» AIM: From the line containing "Decode this image" down to the last line of the material, return those lines verbatim and only those.

··· INPUT ROWS

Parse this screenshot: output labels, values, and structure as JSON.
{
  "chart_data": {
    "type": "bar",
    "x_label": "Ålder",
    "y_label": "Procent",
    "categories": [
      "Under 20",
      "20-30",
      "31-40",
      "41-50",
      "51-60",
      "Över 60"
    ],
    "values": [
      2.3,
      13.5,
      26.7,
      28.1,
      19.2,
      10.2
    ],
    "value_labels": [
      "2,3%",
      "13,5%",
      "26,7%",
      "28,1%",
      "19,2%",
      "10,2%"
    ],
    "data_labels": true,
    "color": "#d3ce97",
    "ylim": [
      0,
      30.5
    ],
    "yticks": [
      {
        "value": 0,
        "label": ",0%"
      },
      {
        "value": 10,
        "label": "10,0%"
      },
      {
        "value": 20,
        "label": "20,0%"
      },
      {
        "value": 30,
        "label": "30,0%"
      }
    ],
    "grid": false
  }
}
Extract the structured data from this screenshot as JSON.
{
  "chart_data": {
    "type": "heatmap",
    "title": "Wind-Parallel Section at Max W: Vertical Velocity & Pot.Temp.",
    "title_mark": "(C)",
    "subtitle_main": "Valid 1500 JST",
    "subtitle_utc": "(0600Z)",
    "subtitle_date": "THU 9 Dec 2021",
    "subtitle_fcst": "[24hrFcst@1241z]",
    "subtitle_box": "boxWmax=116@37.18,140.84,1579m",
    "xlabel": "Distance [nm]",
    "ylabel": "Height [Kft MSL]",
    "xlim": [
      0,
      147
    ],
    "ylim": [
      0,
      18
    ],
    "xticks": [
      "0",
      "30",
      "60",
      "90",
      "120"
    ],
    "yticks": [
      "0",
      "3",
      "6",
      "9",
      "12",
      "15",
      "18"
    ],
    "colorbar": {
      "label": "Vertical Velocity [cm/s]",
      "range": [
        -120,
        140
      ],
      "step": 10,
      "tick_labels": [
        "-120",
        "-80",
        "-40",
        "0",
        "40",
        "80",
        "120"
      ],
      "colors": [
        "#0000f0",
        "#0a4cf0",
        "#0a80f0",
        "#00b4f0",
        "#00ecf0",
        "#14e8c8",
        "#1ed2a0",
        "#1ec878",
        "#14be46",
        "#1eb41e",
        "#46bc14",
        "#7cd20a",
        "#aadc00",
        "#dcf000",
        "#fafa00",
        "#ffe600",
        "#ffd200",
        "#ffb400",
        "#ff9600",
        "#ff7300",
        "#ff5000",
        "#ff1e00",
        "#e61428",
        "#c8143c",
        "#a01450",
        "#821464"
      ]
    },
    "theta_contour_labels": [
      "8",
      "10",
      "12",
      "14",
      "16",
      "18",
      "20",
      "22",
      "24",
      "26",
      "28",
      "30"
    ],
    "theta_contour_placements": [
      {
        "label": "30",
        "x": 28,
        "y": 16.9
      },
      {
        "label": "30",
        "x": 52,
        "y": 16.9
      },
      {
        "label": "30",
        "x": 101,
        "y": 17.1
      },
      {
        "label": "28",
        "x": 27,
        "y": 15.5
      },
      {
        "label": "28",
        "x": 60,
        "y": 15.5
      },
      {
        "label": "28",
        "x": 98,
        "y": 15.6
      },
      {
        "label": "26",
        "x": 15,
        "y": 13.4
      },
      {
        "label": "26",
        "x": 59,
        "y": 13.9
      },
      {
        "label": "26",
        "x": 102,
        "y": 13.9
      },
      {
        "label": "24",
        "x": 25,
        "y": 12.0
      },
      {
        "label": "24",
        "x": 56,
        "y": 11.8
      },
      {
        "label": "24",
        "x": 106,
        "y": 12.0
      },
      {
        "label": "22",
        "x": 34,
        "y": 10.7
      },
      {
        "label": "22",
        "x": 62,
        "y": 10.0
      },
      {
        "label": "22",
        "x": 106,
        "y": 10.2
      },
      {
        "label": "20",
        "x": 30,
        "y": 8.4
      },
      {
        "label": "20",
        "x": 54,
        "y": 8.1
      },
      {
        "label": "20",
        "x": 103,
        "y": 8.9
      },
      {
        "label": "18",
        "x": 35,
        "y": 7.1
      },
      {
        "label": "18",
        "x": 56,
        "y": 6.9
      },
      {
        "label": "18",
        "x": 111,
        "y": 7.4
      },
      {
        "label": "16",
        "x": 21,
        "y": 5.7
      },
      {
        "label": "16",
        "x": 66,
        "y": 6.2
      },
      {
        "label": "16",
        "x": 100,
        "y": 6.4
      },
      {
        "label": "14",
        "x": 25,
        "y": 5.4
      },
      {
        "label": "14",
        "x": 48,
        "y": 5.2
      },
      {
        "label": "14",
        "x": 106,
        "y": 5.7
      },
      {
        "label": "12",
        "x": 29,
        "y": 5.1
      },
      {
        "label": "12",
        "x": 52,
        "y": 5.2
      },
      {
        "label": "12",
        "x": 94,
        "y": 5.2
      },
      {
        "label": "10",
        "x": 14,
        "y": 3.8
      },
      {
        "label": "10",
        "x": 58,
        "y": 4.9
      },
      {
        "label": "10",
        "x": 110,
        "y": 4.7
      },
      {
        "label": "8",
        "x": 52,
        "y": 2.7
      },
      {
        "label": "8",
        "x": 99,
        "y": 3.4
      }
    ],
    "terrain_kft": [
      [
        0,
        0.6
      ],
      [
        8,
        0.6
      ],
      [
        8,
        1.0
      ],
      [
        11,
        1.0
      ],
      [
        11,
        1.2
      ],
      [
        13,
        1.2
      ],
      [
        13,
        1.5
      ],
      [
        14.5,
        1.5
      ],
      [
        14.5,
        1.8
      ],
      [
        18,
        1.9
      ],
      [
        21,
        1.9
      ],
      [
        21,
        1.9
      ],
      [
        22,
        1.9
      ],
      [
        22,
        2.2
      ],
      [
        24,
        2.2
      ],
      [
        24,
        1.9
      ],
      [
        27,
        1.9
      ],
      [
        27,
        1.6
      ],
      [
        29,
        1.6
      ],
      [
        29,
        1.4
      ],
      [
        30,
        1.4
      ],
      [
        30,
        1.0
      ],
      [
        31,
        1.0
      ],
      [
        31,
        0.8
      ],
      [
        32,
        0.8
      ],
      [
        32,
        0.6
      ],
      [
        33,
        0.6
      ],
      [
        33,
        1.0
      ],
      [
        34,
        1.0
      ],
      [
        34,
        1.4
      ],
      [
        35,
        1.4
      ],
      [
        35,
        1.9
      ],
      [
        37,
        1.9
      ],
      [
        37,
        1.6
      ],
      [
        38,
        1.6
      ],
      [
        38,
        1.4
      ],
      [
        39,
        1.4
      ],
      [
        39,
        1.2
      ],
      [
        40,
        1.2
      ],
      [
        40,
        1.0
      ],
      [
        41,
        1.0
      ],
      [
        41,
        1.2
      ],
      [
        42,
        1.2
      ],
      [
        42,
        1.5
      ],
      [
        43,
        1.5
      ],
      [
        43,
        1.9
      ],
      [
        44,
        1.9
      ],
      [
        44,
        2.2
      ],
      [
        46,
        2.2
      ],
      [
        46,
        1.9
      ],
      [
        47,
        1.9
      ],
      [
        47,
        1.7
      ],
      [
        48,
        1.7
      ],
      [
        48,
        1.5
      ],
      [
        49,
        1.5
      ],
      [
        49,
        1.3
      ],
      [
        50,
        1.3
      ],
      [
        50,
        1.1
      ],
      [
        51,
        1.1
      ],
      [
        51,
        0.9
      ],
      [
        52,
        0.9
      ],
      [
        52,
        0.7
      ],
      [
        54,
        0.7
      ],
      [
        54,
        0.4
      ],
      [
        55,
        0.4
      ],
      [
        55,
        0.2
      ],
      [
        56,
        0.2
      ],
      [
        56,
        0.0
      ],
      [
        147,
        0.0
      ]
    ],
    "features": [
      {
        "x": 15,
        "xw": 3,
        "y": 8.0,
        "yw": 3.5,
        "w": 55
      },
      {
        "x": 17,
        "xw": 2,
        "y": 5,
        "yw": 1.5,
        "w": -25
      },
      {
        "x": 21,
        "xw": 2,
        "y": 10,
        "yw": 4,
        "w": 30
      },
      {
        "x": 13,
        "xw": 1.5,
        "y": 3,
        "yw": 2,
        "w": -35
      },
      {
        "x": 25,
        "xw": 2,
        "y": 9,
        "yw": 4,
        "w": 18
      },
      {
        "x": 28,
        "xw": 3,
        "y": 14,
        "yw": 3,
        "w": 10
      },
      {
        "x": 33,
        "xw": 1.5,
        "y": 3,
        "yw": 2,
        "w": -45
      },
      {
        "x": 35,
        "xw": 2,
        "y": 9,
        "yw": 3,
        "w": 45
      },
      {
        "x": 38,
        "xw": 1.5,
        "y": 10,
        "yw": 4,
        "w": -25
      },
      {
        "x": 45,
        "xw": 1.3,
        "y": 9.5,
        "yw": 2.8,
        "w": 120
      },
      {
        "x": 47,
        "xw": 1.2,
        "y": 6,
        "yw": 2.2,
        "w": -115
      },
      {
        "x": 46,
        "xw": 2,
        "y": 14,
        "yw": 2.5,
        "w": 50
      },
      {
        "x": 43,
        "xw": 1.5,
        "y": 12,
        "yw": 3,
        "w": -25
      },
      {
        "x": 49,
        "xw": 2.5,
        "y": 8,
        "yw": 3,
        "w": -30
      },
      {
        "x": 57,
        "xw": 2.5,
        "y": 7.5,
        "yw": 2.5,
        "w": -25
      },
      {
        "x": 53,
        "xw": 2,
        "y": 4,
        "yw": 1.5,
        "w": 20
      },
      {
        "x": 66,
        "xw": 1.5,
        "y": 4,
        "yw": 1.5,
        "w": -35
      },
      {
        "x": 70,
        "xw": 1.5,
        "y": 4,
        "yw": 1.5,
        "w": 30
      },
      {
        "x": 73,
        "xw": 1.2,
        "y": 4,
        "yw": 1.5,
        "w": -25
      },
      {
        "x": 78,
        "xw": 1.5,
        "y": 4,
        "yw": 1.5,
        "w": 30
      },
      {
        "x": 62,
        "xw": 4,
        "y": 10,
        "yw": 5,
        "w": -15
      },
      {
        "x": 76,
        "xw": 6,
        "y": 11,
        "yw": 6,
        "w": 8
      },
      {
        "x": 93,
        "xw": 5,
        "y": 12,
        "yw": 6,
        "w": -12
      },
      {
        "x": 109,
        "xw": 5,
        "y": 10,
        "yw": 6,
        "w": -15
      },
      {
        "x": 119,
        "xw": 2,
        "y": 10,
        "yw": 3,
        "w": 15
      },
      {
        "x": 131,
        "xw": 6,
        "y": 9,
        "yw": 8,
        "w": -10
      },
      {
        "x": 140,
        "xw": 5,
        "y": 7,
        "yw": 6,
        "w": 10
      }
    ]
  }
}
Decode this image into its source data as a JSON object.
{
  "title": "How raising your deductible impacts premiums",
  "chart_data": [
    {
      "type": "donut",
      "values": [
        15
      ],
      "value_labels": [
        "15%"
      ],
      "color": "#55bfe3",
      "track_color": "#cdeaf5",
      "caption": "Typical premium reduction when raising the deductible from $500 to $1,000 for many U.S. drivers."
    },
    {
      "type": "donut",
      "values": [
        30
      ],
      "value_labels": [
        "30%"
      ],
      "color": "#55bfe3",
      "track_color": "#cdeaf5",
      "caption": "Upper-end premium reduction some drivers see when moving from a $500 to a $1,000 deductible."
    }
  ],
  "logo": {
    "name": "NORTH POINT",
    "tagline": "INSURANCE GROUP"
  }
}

······

» ANSWER TO THIS PROBLEM:
Decode this image into its source data as a JSON object.
{
  "title": "How raising your deductible impacts premiums",
  "chart_data": [
    {
      "type": "donut",
      "values": [
        15
      ],
      "value_labels": [
        "15%"
      ],
      "color": "#55bfe3",
      "track_color": "#cdeaf5",
      "caption": "Typical premium reduction when raising the deductible from $500 to $1,000 for many U.S. drivers."
    },
    {
      "type": "donut",
      "values": [
        30
      ],
      "value_labels": [
        "30%"
      ],
      "color": "#55bfe3",
      "track_color": "#cdeaf5",
      "caption": "Upper-end premium reduction some drivers see when moving from a $500 to a $1,000 deductible."
    }
  ],
  "logo": {
    "name": "NORTH POINT",
    "tagline": "INSURANCE GROUP"
  }
}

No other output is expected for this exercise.